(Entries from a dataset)
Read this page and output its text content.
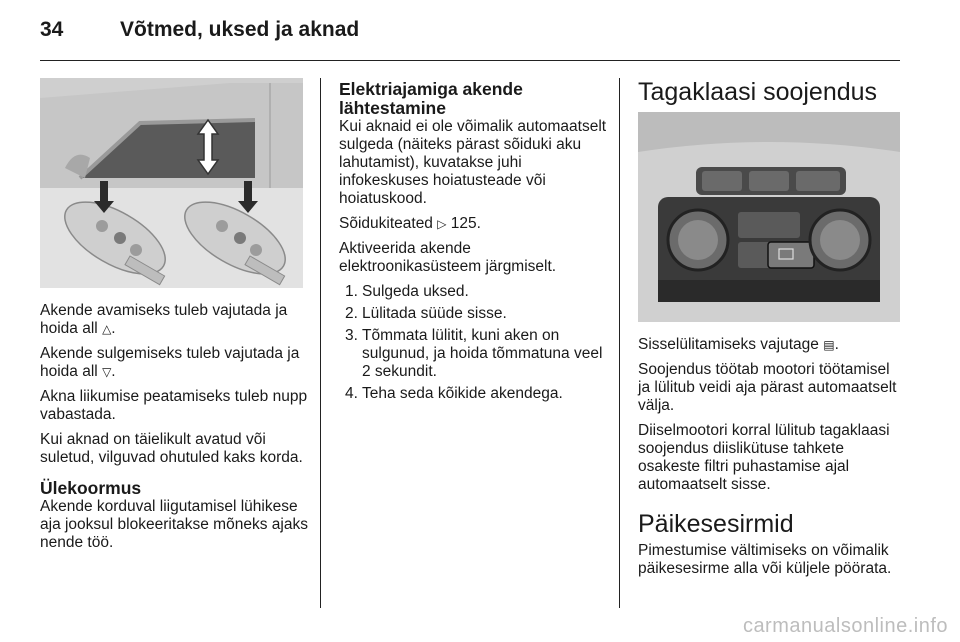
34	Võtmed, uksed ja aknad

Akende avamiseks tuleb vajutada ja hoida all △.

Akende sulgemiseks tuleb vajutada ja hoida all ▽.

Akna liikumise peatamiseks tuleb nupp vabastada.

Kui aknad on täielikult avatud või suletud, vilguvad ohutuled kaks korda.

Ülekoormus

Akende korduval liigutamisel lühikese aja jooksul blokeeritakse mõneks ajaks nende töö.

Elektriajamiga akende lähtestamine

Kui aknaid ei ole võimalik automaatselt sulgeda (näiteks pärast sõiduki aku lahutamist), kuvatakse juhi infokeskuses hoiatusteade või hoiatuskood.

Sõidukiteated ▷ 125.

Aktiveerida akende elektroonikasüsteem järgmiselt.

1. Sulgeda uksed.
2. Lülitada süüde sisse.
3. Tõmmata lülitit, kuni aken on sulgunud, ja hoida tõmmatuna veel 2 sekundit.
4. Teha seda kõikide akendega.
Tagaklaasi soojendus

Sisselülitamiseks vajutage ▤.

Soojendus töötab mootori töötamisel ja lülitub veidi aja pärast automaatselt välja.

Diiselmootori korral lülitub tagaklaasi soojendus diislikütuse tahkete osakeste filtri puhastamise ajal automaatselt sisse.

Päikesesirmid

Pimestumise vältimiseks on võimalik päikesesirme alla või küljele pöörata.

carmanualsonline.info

:: EXERCISE AIM ::
Identify each line in the entries with the word "hoida" and copy it.

:: FULL RESPONSE ::
Akende avamiseks tuleb vajutada ja hoida all △.
Akende sulgemiseks tuleb vajutada ja hoida all ▽.
3. Tõmmata lülitit, kuni aken on sulgunud, ja hoida tõmmatuna veel 2 sekundit.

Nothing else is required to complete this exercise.